SHORT EXERCISE
With the pictures left out, return exactly the lines from the one containing "Transcribe this image's" through the end of the listing below.

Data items
☆ ☆ ☆ ☆

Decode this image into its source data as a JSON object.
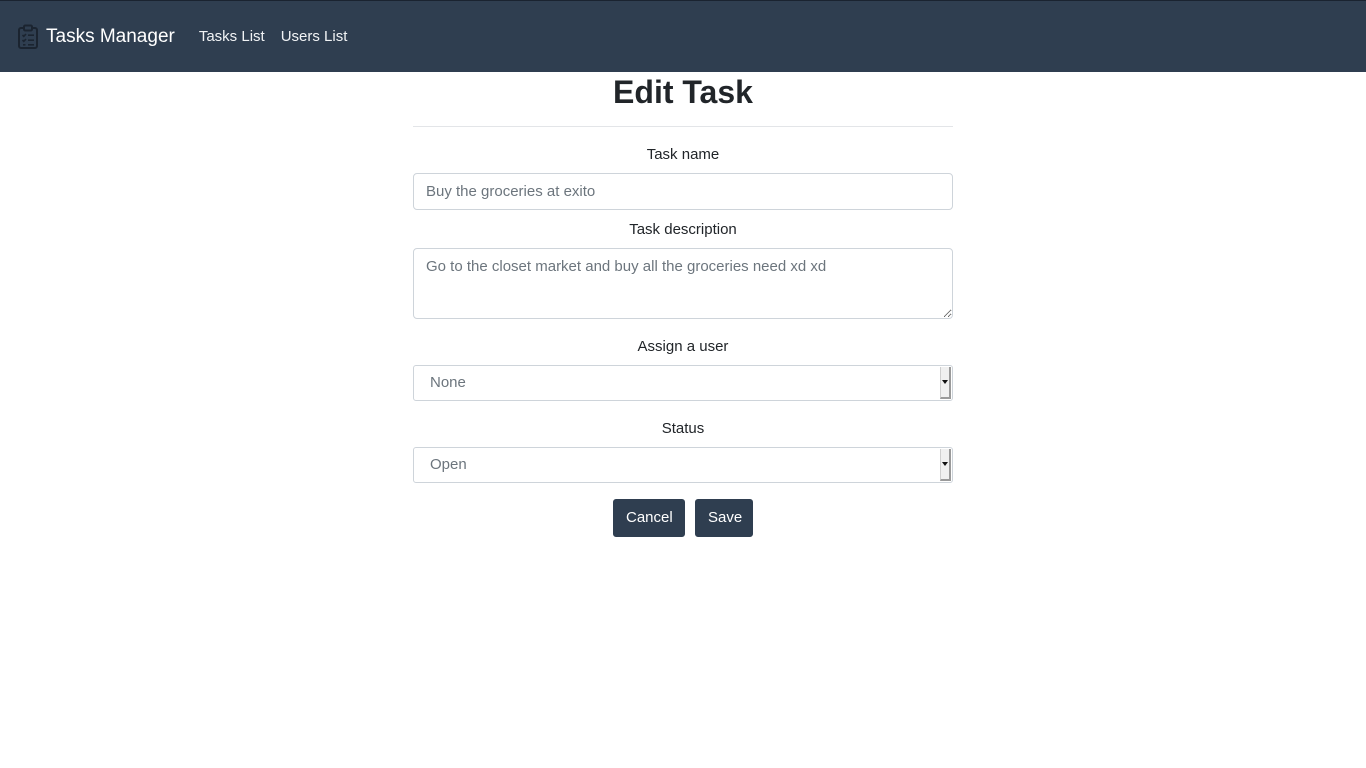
{
  "navbar": {
    "brand_icon": "clipboard-list-icon",
    "brand_text": "Tasks Manager",
    "links": [
      "Tasks List",
      "Users List"
    ]
  },
  "form": {
    "title": "Edit Task",
    "task_name": {
      "label": "Task name",
      "value": "Buy the groceries at exito"
    },
    "task_description": {
      "label": "Task description",
      "value": "Go to the closet market and buy all the groceries need xd xd"
    },
    "assign_user": {
      "label": "Assign a user",
      "selected": "None"
    },
    "status": {
      "label": "Status",
      "selected": "Open"
    },
    "cancel_label": "Cancel",
    "save_label": "Save"
  },
  "colors": {
    "navbar_bg": "#2f3e50",
    "button_bg": "#2f3e50"
  }
}
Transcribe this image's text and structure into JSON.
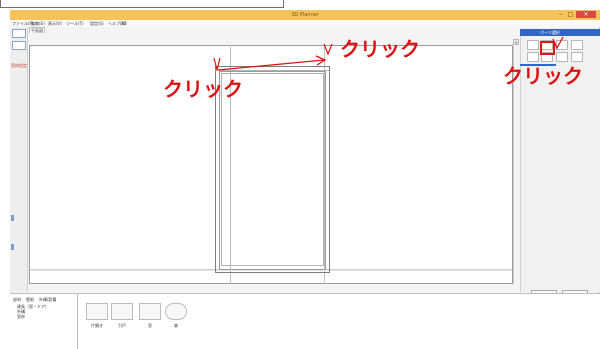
{
  "window": {
    "title": "3D Planner",
    "controls": [
      "–",
      "□",
      "✕"
    ]
  },
  "menu": {
    "items": [
      "ファイル(F)",
      "編集(E)",
      "表示(V)",
      "ツール(T)",
      "設定(S)",
      "ヘルプ(H)",
      "3D"
    ]
  },
  "subtab": "平面図",
  "leftbar": {
    "label": "窓枠設定"
  },
  "right_panel": {
    "header": "パーツ選択",
    "ok_label": "OK",
    "cancel_label": "キャンセル"
  },
  "bottom": {
    "tabs": [
      "部材",
      "壁紙",
      "外構/設備"
    ],
    "tree": [
      "建具（窓・ドア）",
      "外構",
      "窓枠"
    ],
    "palette": [
      {
        "label": "片開き",
        "icon": "door-icon"
      },
      {
        "label": "引戸",
        "icon": "sliding-door-icon"
      },
      {
        "label": "窓",
        "icon": "window-icon"
      },
      {
        "label": "扉",
        "icon": "round-icon"
      }
    ]
  },
  "annotations": {
    "click_left": "クリック",
    "click_top": "クリック",
    "click_right": "クリック",
    "color": "#dd1111"
  }
}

☆ ☆ ☆ ☆

THE ANSWER
Transcribe this image's text and structure into JSON.
{
  "window": {
    "title": "3D Planner",
    "controls": [
      "–",
      "□",
      "✕"
    ]
  },
  "menu": {
    "items": [
      "ファイル(F)",
      "編集(E)",
      "表示(V)",
      "ツール(T)",
      "設定(S)",
      "ヘルプ(H)",
      "3D"
    ]
  },
  "subtab": "平面図",
  "leftbar": {
    "label": "窓枠設定"
  },
  "right_panel": {
    "header": "パーツ選択",
    "ok_label": "OK",
    "cancel_label": "キャンセル"
  },
  "bottom": {
    "tabs": [
      "部材",
      "壁紙",
      "外構/設備"
    ],
    "tree": [
      "建具（窓・ドア）",
      "外構",
      "窓枠"
    ],
    "palette": [
      {
        "label": "片開き",
        "icon": "door-icon"
      },
      {
        "label": "引戸",
        "icon": "sliding-door-icon"
      },
      {
        "label": "窓",
        "icon": "window-icon"
      },
      {
        "label": "扉",
        "icon": "round-icon"
      }
    ]
  },
  "annotations": {
    "click_left": "クリック",
    "click_top": "クリック",
    "click_right": "クリック",
    "color": "#dd1111"
  }
}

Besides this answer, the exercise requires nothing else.